#### Task brief:
Give the number of lines below that contain the word "JSON", and nothing else.

#### Supplied data:
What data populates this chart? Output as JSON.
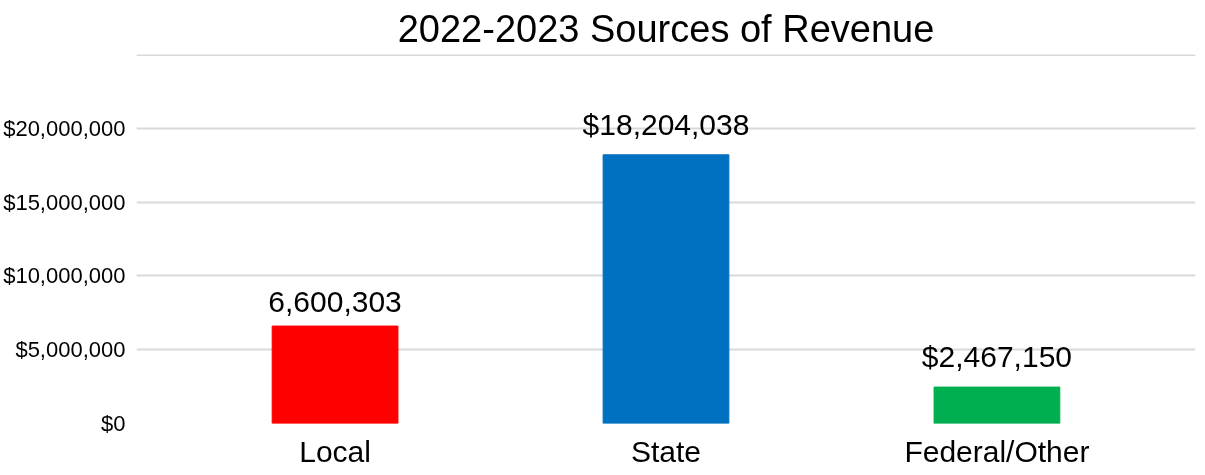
{
  "chart_data": {
    "type": "bar",
    "title": "2022-2023 Sources of Revenue",
    "categories": [
      "Local",
      "State",
      "Federal/Other"
    ],
    "values": [
      6600303,
      18204038,
      2467150
    ],
    "colors": [
      "#ff0000",
      "#0070c0",
      "#00b050"
    ],
    "value_labels": [
      "6,600,303",
      "$18,204,038",
      "$2,467,150"
    ],
    "ylim": [
      0,
      25000000
    ],
    "yticks": [
      {
        "value": 0,
        "label": "$0"
      },
      {
        "value": 5000000,
        "label": "$5,000,000"
      },
      {
        "value": 10000000,
        "label": "$10,000,000"
      },
      {
        "value": 15000000,
        "label": "$15,000,000"
      },
      {
        "value": 20000000,
        "label": "$20,000,000"
      },
      {
        "value": 25000000,
        "label": null
      }
    ],
    "grid": "y",
    "legend": false
  }
}
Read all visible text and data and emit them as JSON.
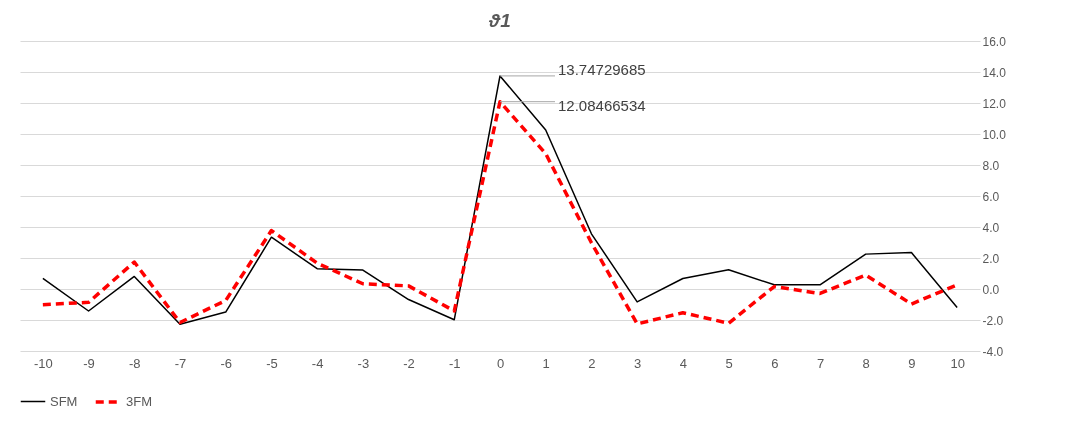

#### Final result:
2